Work to complete:
How many of the lines below contain "Знайдзіце"? Answer with that number alone.

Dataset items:
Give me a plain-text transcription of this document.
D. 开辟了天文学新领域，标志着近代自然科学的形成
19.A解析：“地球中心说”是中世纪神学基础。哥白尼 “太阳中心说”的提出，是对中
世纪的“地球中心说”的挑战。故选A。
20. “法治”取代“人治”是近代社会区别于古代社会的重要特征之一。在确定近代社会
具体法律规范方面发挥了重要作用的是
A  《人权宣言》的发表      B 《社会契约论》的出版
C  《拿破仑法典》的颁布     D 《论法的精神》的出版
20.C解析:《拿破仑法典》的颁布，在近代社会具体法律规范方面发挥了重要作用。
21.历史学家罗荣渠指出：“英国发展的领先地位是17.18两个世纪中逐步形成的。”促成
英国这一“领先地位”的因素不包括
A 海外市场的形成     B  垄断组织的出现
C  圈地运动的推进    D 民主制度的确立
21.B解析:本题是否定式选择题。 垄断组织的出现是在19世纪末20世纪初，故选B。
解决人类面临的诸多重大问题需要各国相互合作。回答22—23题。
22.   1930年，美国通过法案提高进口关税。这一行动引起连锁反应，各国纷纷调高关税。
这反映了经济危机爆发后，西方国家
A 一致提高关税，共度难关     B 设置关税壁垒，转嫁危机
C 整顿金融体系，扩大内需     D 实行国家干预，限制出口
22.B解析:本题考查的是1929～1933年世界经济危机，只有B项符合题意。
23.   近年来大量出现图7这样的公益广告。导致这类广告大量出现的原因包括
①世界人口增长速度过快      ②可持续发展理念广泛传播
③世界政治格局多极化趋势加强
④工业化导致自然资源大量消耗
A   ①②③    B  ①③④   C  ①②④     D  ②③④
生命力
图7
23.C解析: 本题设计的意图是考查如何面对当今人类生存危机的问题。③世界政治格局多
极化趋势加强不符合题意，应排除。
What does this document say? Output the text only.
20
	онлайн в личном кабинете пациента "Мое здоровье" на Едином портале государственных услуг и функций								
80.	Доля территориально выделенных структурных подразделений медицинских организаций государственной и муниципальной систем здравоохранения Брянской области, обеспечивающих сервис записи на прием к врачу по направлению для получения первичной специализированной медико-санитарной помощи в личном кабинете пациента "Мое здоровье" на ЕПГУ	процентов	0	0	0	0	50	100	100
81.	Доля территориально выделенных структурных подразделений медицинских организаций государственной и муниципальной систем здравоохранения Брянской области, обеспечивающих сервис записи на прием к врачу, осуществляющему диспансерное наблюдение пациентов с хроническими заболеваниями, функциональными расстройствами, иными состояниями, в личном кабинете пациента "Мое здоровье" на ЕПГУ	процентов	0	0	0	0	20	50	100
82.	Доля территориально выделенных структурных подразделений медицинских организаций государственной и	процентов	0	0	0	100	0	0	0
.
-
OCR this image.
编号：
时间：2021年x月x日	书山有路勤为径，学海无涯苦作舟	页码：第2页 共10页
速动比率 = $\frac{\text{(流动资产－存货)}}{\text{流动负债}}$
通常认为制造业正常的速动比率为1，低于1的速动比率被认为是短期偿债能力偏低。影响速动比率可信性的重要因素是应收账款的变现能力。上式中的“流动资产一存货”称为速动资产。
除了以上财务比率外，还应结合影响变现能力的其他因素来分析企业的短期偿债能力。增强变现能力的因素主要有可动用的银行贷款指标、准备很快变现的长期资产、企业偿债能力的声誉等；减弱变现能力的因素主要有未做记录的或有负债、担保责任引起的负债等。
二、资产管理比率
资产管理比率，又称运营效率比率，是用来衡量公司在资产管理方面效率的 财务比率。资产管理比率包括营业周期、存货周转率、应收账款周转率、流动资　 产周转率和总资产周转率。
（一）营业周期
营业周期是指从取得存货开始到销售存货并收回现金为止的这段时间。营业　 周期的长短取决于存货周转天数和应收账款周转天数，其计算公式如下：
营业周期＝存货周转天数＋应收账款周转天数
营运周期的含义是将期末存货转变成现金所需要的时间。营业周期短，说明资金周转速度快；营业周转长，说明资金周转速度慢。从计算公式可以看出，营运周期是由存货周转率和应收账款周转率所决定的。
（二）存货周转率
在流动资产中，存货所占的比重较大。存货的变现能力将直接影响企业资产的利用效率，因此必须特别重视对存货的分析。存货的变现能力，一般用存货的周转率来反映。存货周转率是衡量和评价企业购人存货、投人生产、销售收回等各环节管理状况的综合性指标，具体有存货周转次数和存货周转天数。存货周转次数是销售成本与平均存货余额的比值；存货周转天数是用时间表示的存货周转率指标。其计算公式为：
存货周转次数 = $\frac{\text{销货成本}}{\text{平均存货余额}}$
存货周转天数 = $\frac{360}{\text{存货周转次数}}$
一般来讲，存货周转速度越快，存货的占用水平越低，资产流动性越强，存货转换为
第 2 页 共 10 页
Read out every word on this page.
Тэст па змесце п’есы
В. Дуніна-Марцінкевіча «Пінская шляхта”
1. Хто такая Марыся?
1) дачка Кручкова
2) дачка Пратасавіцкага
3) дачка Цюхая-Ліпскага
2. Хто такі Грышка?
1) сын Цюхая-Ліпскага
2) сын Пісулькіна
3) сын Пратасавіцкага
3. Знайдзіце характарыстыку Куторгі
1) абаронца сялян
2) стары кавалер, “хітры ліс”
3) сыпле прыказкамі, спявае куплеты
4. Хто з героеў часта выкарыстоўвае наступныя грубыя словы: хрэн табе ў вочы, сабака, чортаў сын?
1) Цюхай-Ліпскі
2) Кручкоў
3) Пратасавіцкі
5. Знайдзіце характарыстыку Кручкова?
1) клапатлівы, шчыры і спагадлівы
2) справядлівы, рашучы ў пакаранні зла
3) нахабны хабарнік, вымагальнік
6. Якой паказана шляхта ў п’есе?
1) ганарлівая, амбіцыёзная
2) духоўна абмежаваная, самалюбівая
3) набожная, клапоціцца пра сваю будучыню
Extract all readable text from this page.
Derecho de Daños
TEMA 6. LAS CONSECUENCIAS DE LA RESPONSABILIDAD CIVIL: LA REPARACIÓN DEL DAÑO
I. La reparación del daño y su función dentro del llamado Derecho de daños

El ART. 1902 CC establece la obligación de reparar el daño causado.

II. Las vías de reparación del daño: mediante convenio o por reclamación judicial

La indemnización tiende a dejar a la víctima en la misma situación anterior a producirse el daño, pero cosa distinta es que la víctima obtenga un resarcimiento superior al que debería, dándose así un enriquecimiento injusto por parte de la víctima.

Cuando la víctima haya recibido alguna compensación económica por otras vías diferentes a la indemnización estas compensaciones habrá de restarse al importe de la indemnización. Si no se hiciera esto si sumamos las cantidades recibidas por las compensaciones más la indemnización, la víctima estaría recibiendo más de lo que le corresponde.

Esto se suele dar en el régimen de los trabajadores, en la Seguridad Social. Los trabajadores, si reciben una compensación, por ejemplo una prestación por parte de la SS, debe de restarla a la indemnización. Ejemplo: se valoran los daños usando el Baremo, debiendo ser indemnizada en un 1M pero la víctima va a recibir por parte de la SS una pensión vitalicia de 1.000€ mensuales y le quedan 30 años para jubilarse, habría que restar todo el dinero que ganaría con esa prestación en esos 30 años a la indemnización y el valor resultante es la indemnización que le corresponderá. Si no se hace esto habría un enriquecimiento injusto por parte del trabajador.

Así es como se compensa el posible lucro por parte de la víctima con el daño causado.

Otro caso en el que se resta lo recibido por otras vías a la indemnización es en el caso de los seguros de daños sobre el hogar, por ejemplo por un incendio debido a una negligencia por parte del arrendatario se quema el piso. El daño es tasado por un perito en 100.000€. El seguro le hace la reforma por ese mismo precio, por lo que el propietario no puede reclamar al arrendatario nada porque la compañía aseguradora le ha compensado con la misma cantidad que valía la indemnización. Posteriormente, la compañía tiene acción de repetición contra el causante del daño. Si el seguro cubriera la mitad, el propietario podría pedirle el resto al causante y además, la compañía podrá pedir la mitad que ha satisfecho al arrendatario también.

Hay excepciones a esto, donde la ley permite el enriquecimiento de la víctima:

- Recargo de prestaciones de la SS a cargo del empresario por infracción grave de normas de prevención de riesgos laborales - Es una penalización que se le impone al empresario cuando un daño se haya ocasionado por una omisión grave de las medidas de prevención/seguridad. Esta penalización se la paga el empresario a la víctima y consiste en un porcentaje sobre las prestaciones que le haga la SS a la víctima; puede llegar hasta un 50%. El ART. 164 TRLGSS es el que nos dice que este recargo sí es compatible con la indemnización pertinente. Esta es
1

Answer for this exercise:
2